##### Extrait du document

Depuis deux ans, Electronic Arts travaille avec B&W. « Ils ont un très grand savoir-faire et notamment, pour la communication à distance avec les magasins (Numéro Vert, “turbo fax”, serveur vocal). Nous avons mis en place ce dispositif pour des magasins qui reçoivent moins de visites et nous avons eu des retours extrêmement positifs. B&W fait également des rappels téléphoniques sur les titres qui sortent. Dans notre métier, nous ne pouvons admettre de retard au moment de la sortie d'un nouveau jeu. B&W nous apporte de plus en plus de flexibilité et de réactivité.
Par exemple, si, en plein mois de novembre, un magasin a un problème de rupture de stocks ou d'insuffisance de PLV, il appelle le N° Vert géré par B&W, qui envoie un SMS sur le portable de notre commercial interne qui déclenche immédiatement l'action appropriée. B&W dispose également de très bons outils de reporting, qui nous inspirent pour notre propre force de vente interne. » Electronic Arts réfléchit actuellement à un nouveau modèle, qui consisterait à apporter une vraie continuité avec une force ce vente supplétive tout au long de l'année.

##########
##### Données d'entrée

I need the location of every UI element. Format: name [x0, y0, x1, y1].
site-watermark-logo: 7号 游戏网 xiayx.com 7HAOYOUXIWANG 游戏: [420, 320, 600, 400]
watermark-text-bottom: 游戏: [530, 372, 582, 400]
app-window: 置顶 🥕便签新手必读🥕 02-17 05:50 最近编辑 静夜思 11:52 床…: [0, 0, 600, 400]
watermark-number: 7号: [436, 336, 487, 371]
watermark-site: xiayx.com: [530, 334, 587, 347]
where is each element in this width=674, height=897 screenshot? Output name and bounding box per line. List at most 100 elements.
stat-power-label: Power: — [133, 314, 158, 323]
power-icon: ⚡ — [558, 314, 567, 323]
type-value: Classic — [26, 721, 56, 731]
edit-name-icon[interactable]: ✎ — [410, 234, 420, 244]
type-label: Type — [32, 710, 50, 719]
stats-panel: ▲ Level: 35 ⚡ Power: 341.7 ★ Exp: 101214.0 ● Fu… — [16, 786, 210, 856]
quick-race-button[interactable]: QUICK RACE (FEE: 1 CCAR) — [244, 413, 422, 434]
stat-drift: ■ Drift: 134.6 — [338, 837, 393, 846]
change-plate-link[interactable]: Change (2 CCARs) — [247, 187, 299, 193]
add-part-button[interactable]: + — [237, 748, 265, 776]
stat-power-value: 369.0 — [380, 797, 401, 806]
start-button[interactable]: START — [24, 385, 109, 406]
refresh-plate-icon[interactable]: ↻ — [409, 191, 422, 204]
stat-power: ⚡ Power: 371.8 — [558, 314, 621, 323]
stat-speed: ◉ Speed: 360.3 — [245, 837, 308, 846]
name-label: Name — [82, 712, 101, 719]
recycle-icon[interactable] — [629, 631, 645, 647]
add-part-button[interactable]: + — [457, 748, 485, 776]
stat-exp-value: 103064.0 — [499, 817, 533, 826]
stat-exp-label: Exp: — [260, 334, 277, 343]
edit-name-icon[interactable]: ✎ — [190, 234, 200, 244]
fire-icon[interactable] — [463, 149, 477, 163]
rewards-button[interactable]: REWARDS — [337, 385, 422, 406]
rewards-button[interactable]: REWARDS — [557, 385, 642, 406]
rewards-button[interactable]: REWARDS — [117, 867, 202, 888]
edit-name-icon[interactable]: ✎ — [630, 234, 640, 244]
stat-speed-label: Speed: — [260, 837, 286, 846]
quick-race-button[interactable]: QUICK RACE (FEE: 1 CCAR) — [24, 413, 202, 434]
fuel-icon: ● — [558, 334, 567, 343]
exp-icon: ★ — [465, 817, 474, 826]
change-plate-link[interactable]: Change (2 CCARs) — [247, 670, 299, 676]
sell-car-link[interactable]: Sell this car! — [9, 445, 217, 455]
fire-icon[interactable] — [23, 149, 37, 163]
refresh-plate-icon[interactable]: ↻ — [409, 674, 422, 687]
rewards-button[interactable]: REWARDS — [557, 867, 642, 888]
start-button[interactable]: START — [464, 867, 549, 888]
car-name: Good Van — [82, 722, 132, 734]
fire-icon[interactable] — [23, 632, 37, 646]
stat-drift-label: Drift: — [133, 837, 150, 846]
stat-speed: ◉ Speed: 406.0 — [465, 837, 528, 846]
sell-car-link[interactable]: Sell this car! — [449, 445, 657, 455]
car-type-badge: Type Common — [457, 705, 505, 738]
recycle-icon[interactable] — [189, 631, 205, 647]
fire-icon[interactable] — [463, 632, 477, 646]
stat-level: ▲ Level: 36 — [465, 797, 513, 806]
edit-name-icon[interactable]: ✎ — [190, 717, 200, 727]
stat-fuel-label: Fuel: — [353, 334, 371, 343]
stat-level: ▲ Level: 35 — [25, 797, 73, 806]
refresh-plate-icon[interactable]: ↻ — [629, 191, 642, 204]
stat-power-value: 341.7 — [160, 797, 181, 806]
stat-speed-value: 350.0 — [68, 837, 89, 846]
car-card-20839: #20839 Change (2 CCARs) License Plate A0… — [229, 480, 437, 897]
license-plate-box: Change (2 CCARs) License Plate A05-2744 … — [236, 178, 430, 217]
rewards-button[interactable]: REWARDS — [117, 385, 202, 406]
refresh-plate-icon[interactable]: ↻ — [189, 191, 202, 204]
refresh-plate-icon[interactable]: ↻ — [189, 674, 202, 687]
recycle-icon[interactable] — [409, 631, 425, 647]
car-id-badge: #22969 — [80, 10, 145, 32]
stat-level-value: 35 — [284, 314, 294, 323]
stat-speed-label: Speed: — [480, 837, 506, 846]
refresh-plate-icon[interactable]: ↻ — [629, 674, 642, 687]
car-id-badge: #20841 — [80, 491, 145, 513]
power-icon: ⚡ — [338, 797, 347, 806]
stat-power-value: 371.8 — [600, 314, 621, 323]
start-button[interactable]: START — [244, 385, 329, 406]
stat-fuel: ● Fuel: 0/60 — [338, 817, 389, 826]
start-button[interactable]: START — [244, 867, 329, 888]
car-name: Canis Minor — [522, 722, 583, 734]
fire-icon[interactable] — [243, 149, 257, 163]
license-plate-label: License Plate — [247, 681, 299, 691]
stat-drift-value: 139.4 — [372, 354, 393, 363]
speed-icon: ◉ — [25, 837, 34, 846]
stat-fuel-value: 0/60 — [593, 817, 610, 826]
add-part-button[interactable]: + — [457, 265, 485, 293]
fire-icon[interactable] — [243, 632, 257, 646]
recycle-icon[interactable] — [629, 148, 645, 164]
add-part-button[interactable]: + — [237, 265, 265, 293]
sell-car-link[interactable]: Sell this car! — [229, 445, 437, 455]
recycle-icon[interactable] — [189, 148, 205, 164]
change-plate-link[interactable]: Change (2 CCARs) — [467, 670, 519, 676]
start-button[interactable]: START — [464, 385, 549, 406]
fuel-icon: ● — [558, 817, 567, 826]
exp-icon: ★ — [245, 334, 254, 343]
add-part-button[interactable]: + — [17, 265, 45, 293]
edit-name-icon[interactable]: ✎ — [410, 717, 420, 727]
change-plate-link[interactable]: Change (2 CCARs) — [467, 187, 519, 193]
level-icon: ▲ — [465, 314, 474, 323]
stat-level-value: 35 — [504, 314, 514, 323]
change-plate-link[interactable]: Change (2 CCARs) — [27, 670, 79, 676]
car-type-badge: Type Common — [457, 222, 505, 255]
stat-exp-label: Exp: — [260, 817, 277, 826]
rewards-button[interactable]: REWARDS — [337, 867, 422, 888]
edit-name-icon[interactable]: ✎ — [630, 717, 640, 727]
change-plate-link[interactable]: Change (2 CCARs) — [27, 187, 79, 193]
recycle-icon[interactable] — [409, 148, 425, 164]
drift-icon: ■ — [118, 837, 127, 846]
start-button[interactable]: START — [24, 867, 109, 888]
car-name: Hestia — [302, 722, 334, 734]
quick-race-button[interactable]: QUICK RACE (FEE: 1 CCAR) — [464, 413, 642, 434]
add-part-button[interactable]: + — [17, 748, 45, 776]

##########

Selon l'extrait du document, depuis combien de temps dure la collaboration entre Electronic Arts et B&W ?

(Réponse) Depuis deux ans.